- _Directive_:
All of the material below is to be repeated exactly.

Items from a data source
# # # # # # #
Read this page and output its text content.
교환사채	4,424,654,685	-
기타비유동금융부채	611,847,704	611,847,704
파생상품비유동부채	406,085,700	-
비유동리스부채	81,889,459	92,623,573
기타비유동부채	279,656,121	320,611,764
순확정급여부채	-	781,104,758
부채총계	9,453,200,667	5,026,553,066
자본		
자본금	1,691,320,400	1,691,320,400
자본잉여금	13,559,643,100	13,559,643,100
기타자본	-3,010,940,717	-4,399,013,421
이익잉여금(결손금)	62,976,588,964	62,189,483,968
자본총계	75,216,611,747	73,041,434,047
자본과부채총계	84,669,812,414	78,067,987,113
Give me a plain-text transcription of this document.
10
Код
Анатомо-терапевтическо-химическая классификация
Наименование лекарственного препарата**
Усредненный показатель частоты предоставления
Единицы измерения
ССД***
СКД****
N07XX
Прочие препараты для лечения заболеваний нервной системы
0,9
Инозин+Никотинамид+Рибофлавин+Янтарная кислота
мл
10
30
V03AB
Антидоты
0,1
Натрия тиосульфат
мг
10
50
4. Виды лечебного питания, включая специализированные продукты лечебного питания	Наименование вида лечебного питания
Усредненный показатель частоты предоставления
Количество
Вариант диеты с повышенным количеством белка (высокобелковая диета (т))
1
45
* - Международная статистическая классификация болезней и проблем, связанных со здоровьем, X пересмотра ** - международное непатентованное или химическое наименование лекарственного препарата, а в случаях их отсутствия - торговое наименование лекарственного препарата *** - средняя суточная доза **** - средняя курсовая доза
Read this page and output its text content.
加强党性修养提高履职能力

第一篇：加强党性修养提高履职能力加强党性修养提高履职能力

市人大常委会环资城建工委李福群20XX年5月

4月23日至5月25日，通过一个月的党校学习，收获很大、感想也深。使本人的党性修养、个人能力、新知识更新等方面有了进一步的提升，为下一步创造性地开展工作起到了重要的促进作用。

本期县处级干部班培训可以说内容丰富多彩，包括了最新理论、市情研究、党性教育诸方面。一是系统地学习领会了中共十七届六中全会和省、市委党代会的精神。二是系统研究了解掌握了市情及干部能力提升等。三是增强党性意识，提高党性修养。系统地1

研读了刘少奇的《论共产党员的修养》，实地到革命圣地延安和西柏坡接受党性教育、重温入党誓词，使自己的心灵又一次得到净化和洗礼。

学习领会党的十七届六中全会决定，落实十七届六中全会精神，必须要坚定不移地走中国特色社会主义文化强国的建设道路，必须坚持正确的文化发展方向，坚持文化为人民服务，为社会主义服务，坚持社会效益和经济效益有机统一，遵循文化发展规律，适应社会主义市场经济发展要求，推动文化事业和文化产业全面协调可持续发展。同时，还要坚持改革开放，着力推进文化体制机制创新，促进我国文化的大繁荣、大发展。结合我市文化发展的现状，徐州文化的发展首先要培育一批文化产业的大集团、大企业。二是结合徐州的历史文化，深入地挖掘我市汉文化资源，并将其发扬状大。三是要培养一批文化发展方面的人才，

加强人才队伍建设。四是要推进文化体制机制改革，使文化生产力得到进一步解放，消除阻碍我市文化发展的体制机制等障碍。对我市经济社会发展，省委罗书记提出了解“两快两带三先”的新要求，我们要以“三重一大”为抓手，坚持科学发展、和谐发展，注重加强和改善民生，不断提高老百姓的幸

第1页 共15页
# # # # # # #
- _Response to this exercise_:
Read this page and output its text content.
교환사채	4,424,654,685	-
기타비유동금융부채	611,847,704	611,847,704
파생상품비유동부채	406,085,700	-
비유동리스부채	81,889,459	92,623,573
기타비유동부채	279,656,121	320,611,764
순확정급여부채	-	781,104,758
부채총계	9,453,200,667	5,026,553,066
자본		
자본금	1,691,320,400	1,691,320,400
자본잉여금	13,559,643,100	13,559,643,100
기타자본	-3,010,940,717	-4,399,013,421
이익잉여금(결손금)	62,976,588,964	62,189,483,968
자본총계	75,216,611,747	73,041,434,047
자본과부채총계	84,669,812,414	78,067,987,113
Give me a plain-text transcription of this document.
10
Код
Анатомо-терапевтическо-химическая классификация
Наименование лекарственного препарата**
Усредненный показатель частоты предоставления
Единицы измерения
ССД***
СКД****
N07XX
Прочие препараты для лечения заболеваний нервной системы
0,9
Инозин+Никотинамид+Рибофлавин+Янтарная кислота
мл
10
30
V03AB
Антидоты
0,1
Натрия тиосульфат
мг
10
50
4. Виды лечебного питания, включая специализированные продукты лечебного питания	Наименование вида лечебного питания
Усредненный показатель частоты предоставления
Количество
Вариант диеты с повышенным количеством белка (высокобелковая диета (т))
1
45
* - Международная статистическая классификация болезней и проблем, связанных со здоровьем, X пересмотра ** - международное непатентованное или химическое наименование лекарственного препарата, а в случаях их отсутствия - торговое наименование лекарственного препарата *** - средняя суточная доза **** - средняя курсовая доза
Read this page and output its text content.
加强党性修养提高履职能力

第一篇：加强党性修养提高履职能力加强党性修养提高履职能力

市人大常委会环资城建工委李福群20XX年5月

4月23日至5月25日，通过一个月的党校学习，收获很大、感想也深。使本人的党性修养、个人能力、新知识更新等方面有了进一步的提升，为下一步创造性地开展工作起到了重要的促进作用。

本期县处级干部班培训可以说内容丰富多彩，包括了最新理论、市情研究、党性教育诸方面。一是系统地学习领会了中共十七届六中全会和省、市委党代会的精神。二是系统研究了解掌握了市情及干部能力提升等。三是增强党性意识，提高党性修养。系统地1

研读了刘少奇的《论共产党员的修养》，实地到革命圣地延安和西柏坡接受党性教育、重温入党誓词，使自己的心灵又一次得到净化和洗礼。

学习领会党的十七届六中全会决定，落实十七届六中全会精神，必须要坚定不移地走中国特色社会主义文化强国的建设道路，必须坚持正确的文化发展方向，坚持文化为人民服务，为社会主义服务，坚持社会效益和经济效益有机统一，遵循文化发展规律，适应社会主义市场经济发展要求，推动文化事业和文化产业全面协调可持续发展。同时，还要坚持改革开放，着力推进文化体制机制创新，促进我国文化的大繁荣、大发展。结合我市文化发展的现状，徐州文化的发展首先要培育一批文化产业的大集团、大企业。二是结合徐州的历史文化，深入地挖掘我市汉文化资源，并将其发扬状大。三是要培养一批文化发展方面的人才，

加强人才队伍建设。四是要推进文化体制机制改革，使文化生产力得到进一步解放，消除阻碍我市文化发展的体制机制等障碍。对我市经济社会发展，省委罗书记提出了解“两快两带三先”的新要求，我们要以“三重一大”为抓手，坚持科学发展、和谐发展，注重加强和改善民生，不断提高老百姓的幸

第1页 共15页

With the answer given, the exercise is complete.